• **Objective**: Below is some material; set it all down exactly, apart from the pictures.

• **Task material**:
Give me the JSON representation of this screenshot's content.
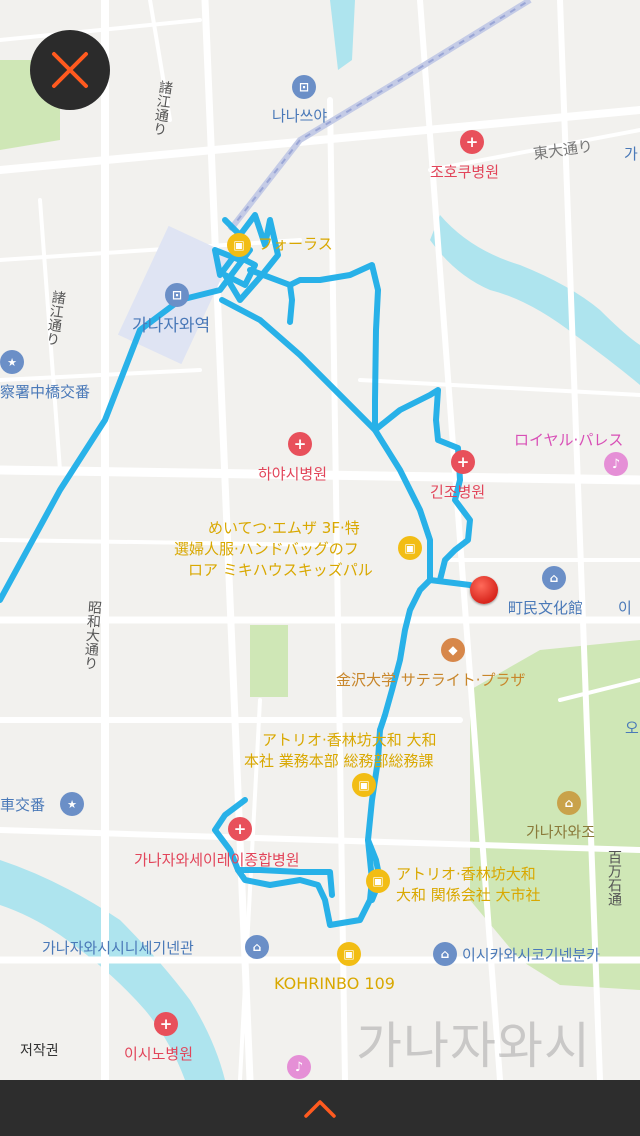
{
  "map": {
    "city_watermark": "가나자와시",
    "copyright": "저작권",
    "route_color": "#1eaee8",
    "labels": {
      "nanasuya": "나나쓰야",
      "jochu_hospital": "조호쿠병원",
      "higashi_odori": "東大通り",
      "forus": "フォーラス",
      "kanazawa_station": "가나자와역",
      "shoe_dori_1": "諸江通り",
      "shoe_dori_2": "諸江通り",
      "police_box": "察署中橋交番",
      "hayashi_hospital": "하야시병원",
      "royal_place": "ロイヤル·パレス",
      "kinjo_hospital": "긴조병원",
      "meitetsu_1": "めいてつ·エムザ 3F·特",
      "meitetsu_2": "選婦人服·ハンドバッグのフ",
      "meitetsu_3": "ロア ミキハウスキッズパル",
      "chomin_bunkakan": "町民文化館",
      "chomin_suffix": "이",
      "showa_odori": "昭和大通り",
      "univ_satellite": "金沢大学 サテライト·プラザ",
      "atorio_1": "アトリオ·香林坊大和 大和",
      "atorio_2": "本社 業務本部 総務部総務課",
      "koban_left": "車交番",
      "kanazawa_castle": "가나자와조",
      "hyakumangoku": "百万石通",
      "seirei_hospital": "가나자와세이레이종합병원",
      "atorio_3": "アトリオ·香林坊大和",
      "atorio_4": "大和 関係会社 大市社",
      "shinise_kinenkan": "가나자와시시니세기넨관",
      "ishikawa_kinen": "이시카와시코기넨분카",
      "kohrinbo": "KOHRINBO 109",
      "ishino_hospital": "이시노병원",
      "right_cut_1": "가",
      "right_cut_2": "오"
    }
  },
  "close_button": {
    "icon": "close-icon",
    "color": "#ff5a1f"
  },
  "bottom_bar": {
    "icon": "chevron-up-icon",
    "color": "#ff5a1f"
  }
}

• **Expected output**:
Give me the JSON representation of this screenshot's content.
{
  "map": {
    "city_watermark": "가나자와시",
    "copyright": "저작권",
    "route_color": "#1eaee8",
    "labels": {
      "nanasuya": "나나쓰야",
      "jochu_hospital": "조호쿠병원",
      "higashi_odori": "東大通り",
      "forus": "フォーラス",
      "kanazawa_station": "가나자와역",
      "shoe_dori_1": "諸江通り",
      "shoe_dori_2": "諸江通り",
      "police_box": "察署中橋交番",
      "hayashi_hospital": "하야시병원",
      "royal_place": "ロイヤル·パレス",
      "kinjo_hospital": "긴조병원",
      "meitetsu_1": "めいてつ·エムザ 3F·特",
      "meitetsu_2": "選婦人服·ハンドバッグのフ",
      "meitetsu_3": "ロア ミキハウスキッズパル",
      "chomin_bunkakan": "町民文化館",
      "chomin_suffix": "이",
      "showa_odori": "昭和大通り",
      "univ_satellite": "金沢大学 サテライト·プラザ",
      "atorio_1": "アトリオ·香林坊大和 大和",
      "atorio_2": "本社 業務本部 総務部総務課",
      "koban_left": "車交番",
      "kanazawa_castle": "가나자와조",
      "hyakumangoku": "百万石通",
      "seirei_hospital": "가나자와세이레이종합병원",
      "atorio_3": "アトリオ·香林坊大和",
      "atorio_4": "大和 関係会社 大市社",
      "shinise_kinenkan": "가나자와시시니세기넨관",
      "ishikawa_kinen": "이시카와시코기넨분카",
      "kohrinbo": "KOHRINBO 109",
      "ishino_hospital": "이시노병원",
      "right_cut_1": "가",
      "right_cut_2": "오"
    }
  },
  "close_button": {
    "icon": "close-icon",
    "color": "#ff5a1f"
  },
  "bottom_bar": {
    "icon": "chevron-up-icon",
    "color": "#ff5a1f"
  }
}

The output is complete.